• DESCRIPTION OF THE TASK
In the entries below, find the lines that contain the word "What" and copy them.

• MATERIAL FOR THIS EXERCISE
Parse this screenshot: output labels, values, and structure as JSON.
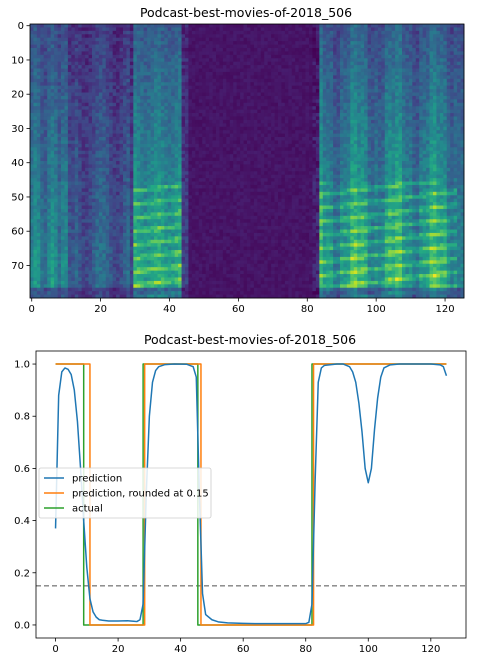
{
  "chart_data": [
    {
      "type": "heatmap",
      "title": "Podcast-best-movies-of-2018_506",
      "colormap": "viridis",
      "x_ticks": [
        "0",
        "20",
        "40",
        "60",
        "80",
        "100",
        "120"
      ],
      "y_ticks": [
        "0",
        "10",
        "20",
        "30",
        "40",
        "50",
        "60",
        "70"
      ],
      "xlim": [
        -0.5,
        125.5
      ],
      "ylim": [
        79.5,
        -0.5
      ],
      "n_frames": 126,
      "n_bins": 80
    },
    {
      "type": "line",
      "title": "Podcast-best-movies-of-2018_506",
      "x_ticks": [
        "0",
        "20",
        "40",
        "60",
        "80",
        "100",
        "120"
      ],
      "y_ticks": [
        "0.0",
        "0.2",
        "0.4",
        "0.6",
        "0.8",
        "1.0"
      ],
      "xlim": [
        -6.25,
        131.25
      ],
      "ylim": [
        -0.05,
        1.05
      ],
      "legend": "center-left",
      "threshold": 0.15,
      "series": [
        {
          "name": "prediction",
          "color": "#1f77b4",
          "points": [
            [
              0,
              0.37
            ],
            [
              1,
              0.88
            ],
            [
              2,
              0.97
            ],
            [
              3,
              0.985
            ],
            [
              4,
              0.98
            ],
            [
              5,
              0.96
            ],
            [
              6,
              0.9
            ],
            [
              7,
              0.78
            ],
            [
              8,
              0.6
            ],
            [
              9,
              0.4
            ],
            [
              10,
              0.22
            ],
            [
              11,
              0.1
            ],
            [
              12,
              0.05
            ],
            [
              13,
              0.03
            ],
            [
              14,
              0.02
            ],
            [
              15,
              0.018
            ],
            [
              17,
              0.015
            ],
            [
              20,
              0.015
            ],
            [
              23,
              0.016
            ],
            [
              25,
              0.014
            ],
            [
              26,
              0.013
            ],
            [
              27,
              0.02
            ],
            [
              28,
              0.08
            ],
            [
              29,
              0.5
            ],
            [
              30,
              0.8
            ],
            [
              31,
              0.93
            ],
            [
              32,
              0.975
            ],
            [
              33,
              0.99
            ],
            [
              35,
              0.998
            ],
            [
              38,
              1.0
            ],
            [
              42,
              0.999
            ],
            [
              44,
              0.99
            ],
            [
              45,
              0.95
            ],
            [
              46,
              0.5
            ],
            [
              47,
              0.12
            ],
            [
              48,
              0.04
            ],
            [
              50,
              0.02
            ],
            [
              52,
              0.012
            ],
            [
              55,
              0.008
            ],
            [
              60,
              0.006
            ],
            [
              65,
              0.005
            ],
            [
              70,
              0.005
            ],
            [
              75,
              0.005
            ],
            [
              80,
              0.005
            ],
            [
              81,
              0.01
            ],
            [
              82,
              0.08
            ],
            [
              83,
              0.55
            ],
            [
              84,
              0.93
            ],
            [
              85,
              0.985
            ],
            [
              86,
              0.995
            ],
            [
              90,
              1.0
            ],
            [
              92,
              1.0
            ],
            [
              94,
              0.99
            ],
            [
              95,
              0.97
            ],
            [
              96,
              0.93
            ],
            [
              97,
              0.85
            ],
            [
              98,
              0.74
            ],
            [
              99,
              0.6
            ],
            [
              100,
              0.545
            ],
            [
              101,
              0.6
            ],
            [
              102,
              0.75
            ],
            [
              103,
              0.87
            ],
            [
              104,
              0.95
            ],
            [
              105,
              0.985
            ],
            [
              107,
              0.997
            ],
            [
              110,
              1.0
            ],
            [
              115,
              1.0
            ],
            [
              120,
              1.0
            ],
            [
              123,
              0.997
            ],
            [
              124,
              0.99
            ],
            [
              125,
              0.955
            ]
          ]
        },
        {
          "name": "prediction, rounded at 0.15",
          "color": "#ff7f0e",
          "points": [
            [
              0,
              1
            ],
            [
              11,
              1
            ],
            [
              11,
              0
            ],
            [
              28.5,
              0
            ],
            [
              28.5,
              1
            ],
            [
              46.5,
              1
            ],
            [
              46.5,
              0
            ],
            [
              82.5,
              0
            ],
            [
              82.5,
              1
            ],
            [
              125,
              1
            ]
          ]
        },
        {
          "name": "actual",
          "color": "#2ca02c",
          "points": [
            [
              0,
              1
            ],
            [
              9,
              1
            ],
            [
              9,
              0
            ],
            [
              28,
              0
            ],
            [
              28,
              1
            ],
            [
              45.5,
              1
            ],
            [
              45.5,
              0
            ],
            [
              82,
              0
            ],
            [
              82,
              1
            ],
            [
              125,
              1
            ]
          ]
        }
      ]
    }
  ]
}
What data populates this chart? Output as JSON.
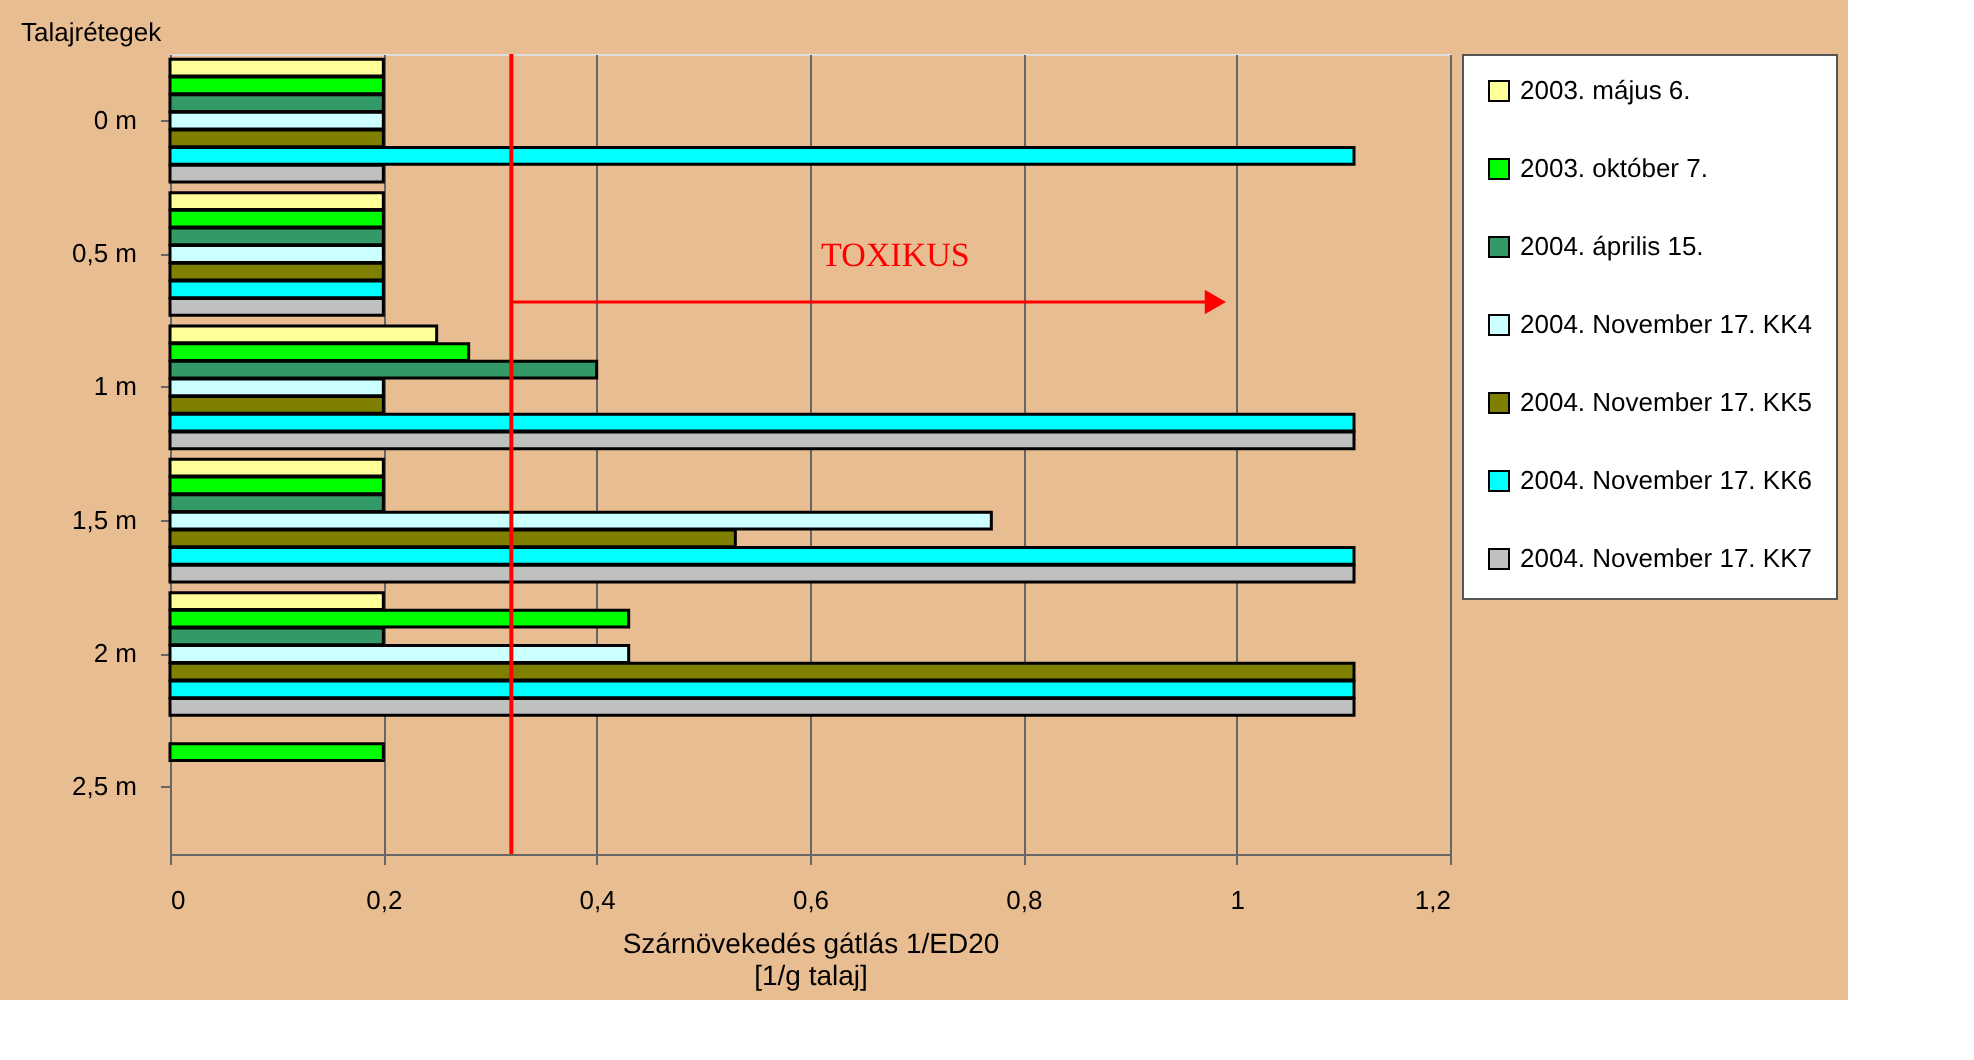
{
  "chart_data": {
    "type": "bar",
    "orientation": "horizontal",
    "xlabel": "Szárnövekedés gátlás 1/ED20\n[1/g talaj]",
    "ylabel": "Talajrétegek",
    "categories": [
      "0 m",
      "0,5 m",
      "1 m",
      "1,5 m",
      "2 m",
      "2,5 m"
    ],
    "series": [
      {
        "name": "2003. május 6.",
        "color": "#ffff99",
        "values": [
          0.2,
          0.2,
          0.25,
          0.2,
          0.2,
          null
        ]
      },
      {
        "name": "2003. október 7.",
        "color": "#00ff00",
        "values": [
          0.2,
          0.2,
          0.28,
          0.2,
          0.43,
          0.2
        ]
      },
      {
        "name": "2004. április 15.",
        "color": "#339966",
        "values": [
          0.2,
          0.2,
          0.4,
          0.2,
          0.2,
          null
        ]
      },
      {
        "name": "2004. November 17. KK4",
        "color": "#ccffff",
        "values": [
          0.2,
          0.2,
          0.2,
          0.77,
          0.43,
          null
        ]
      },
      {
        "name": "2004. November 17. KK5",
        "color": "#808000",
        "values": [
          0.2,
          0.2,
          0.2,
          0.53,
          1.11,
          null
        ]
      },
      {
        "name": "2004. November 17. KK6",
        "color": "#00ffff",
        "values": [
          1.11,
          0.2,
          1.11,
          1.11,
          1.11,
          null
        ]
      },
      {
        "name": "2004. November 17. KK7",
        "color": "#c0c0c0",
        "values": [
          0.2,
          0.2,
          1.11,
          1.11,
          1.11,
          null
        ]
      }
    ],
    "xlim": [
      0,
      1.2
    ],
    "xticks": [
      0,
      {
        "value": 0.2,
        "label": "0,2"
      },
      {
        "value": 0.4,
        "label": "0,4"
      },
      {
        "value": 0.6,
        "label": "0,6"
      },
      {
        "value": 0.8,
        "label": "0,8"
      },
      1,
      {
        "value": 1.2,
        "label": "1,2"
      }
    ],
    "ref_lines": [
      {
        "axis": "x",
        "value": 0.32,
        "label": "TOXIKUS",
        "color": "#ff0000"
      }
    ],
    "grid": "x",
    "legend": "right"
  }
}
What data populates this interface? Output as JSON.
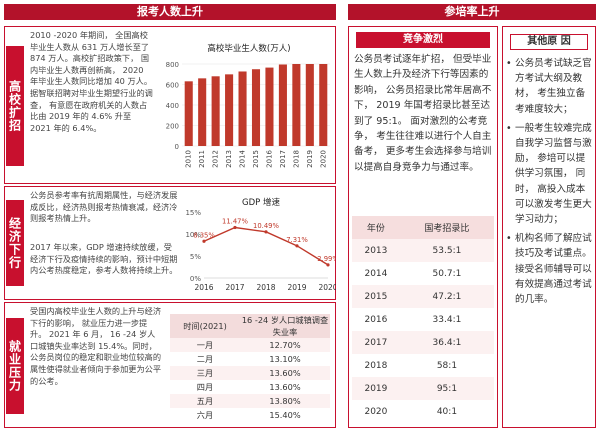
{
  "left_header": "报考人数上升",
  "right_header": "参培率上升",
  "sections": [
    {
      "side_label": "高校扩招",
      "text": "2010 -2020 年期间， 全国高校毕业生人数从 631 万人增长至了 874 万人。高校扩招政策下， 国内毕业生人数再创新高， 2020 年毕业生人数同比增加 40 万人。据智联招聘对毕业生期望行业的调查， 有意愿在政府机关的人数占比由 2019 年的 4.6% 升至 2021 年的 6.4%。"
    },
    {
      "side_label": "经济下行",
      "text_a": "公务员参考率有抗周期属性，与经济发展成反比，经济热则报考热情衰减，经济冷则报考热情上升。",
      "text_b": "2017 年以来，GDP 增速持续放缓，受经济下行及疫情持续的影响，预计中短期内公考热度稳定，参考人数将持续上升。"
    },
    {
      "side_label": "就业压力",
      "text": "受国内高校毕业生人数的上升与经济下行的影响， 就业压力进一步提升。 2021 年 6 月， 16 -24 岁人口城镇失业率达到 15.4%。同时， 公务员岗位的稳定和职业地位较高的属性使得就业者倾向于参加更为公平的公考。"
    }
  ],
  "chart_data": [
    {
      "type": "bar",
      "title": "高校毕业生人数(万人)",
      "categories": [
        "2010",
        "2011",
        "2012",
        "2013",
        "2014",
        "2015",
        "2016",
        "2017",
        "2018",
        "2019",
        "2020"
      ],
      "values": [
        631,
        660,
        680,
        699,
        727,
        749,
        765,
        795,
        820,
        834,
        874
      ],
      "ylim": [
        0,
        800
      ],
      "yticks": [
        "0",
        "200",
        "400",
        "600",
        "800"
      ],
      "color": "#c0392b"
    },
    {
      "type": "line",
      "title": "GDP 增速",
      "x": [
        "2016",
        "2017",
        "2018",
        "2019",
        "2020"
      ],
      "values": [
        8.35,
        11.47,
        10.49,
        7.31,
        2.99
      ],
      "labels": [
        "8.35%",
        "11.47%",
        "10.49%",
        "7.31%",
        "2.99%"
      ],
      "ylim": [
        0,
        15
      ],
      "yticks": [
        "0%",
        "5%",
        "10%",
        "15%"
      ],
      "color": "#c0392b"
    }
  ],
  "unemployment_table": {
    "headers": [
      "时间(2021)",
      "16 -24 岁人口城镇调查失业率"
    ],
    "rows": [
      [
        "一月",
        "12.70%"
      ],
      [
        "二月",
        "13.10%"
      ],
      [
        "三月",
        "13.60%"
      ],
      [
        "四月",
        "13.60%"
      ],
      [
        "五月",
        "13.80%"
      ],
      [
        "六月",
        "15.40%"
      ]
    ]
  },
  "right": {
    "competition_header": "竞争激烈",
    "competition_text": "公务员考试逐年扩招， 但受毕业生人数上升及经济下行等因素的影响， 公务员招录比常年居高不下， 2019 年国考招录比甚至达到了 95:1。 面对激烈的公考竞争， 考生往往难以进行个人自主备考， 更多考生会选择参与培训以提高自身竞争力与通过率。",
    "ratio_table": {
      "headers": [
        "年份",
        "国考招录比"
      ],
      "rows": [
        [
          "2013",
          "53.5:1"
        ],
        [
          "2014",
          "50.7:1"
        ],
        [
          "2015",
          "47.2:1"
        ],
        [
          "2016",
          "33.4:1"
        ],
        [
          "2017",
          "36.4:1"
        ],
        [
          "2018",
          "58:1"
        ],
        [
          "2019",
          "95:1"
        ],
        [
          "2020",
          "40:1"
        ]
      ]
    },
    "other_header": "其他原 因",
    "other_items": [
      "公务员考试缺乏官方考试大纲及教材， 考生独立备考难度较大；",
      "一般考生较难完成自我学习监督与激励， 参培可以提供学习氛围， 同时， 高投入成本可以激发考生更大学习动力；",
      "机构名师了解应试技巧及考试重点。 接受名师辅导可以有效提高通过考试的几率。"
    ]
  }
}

• ANSWER TO THIS PROBLEM
What data populates this chart? Output as JSON.
What data populates this interface? Output as JSON.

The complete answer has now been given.